**Description of the task**
Pull out every row below that contains the string "button", matching case exactly, and copy each one in full.
--- Begin ---
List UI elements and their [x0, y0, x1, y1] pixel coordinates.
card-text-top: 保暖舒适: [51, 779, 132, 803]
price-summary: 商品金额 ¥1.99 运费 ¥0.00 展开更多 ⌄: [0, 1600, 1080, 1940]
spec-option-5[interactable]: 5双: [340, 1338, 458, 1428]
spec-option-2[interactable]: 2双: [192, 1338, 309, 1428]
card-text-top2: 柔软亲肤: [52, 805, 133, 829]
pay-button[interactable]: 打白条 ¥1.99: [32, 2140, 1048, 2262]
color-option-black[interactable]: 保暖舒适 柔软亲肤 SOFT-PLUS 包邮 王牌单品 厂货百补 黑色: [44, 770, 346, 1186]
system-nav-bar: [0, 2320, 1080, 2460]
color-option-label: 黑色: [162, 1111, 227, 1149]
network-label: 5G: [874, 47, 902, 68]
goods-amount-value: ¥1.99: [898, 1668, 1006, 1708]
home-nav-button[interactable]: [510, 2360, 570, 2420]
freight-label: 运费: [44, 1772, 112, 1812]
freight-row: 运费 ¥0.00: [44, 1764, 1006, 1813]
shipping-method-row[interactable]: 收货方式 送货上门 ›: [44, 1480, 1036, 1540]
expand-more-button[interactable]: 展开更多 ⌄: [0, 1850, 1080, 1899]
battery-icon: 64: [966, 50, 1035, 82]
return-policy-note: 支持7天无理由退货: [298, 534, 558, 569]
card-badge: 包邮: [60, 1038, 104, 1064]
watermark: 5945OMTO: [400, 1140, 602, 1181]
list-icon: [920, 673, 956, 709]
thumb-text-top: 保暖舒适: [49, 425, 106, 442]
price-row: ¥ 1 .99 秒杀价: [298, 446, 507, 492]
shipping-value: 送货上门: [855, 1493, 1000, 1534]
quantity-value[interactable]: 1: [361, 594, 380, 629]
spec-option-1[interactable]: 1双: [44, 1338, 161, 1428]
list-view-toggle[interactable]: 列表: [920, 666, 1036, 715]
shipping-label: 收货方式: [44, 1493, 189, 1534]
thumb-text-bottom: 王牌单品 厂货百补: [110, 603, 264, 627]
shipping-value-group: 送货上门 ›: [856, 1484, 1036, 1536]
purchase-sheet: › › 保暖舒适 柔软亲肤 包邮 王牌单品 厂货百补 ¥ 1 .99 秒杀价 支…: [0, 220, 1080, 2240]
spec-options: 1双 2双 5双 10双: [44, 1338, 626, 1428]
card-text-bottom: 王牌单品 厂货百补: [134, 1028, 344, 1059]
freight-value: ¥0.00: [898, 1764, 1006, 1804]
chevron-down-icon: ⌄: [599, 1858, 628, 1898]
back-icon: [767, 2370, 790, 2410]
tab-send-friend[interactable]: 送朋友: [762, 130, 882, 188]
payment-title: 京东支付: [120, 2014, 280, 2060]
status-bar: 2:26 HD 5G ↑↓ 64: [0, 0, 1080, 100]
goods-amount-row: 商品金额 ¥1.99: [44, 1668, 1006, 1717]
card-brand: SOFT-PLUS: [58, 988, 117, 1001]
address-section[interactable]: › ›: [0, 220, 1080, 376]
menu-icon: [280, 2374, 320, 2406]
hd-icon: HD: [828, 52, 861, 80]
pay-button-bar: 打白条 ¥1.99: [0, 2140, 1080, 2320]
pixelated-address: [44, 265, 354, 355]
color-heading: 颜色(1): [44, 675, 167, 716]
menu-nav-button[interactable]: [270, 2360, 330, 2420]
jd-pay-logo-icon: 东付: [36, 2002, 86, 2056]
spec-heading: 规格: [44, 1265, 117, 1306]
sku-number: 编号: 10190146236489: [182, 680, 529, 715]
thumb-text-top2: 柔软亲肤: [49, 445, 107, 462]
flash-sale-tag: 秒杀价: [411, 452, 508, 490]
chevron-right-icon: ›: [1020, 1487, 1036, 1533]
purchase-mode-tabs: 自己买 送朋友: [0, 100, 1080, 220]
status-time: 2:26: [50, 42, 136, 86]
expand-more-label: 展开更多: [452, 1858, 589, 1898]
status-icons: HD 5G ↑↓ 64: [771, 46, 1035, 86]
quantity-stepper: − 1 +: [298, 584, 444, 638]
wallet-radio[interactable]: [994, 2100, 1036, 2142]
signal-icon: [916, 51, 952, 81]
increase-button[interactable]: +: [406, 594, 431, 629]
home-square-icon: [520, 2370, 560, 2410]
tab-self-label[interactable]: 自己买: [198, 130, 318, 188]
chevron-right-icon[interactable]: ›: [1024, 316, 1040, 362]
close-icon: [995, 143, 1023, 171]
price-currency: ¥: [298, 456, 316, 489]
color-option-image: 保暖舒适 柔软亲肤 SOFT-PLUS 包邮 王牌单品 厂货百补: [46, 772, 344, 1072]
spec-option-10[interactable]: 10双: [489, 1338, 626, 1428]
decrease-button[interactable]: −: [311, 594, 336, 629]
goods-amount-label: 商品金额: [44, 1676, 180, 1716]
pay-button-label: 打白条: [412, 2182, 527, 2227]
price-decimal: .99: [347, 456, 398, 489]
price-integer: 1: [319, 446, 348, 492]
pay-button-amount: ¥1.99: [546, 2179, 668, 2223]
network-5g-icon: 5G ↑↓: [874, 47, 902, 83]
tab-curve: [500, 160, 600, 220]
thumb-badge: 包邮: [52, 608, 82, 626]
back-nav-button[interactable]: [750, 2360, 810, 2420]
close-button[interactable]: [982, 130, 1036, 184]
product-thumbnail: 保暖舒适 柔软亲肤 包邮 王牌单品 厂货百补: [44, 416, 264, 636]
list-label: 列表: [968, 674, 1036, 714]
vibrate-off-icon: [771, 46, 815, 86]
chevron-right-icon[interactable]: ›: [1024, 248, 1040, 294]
--- End ---
**Result for this exercise**
pay-button[interactable]: 打白条 ¥1.99: [32, 2140, 1048, 2262]
home-nav-button[interactable]: [510, 2360, 570, 2420]
expand-more-button[interactable]: 展开更多 ⌄: [0, 1850, 1080, 1899]
pay-button-bar: 打白条 ¥1.99: [0, 2140, 1080, 2320]
menu-nav-button[interactable]: [270, 2360, 330, 2420]
increase-button[interactable]: +: [406, 594, 431, 629]
decrease-button[interactable]: −: [311, 594, 336, 629]
pay-button-label: 打白条: [412, 2182, 527, 2227]
pay-button-amount: ¥1.99: [546, 2179, 668, 2223]
back-nav-button[interactable]: [750, 2360, 810, 2420]
close-button[interactable]: [982, 130, 1036, 184]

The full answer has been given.